Required work:
List each line in which the string "color" appears.

----

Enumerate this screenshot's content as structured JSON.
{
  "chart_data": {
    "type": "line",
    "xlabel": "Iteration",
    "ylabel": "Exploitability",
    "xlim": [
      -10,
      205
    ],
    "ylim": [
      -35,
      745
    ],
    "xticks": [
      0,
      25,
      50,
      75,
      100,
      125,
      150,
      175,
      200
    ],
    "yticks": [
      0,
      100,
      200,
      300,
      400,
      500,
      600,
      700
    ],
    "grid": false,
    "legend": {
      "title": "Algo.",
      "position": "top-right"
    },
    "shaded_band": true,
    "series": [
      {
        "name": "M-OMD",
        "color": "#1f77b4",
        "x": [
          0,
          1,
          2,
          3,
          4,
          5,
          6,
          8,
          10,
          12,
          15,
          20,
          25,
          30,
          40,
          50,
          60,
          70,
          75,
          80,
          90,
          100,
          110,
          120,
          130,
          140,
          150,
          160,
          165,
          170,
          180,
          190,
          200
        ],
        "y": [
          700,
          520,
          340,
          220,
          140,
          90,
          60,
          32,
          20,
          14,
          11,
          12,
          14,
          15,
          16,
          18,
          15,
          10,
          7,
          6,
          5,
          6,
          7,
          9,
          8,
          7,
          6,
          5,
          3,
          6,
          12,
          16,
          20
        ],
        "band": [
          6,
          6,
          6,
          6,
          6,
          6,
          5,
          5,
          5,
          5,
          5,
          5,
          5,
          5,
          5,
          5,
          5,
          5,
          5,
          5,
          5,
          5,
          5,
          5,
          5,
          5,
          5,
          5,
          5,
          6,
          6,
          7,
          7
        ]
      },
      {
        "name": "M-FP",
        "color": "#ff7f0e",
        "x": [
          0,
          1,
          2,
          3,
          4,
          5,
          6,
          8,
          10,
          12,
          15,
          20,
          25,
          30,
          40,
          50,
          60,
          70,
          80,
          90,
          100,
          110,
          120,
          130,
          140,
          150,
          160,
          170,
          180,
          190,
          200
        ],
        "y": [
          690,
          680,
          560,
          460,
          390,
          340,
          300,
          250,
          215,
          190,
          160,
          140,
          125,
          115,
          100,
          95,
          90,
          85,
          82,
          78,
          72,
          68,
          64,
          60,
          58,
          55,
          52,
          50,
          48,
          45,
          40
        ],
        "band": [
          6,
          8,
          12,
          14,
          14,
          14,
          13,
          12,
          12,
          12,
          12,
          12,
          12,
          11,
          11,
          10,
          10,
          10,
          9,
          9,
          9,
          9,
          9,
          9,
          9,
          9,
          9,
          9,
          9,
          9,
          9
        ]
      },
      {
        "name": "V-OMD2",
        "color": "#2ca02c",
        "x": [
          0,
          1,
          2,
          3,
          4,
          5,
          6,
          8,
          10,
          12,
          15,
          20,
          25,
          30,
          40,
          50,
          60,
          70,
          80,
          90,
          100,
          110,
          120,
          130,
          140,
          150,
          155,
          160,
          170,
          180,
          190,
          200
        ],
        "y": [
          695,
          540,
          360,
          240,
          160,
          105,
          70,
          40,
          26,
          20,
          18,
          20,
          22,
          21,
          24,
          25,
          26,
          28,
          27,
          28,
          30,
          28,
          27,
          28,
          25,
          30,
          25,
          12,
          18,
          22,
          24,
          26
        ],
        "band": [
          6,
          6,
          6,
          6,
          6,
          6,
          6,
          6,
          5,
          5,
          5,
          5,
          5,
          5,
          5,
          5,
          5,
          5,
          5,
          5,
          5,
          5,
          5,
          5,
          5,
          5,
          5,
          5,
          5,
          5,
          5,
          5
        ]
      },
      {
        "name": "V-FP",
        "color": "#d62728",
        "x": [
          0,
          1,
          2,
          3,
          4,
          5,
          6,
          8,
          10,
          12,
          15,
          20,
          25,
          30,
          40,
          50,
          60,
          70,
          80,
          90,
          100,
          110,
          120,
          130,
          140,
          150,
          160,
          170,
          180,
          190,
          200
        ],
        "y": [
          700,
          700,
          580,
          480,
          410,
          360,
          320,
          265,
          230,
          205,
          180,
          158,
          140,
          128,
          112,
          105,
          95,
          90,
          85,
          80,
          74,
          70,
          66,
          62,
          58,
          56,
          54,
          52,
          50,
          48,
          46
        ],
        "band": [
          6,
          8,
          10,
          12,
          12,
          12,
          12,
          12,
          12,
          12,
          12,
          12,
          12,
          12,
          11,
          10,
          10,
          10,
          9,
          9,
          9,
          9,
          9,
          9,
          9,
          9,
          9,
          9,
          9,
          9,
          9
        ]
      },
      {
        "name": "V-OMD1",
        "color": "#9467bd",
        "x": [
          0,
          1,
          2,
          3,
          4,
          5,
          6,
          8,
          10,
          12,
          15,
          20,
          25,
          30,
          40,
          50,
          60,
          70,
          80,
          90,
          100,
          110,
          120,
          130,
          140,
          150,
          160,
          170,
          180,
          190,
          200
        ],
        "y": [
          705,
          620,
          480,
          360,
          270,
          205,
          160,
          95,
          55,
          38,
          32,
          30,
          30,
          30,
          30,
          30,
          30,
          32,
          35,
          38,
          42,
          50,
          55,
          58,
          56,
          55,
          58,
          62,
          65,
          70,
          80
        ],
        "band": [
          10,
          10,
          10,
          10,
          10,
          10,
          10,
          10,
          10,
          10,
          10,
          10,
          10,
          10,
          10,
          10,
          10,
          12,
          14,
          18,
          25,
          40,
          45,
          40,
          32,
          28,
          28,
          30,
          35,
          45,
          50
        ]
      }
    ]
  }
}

----

Answer in full:
        "color": "#1f77b4",
        "color": "#ff7f0e",
        "color": "#2ca02c",
        "color": "#d62728",
        "color": "#9467bd",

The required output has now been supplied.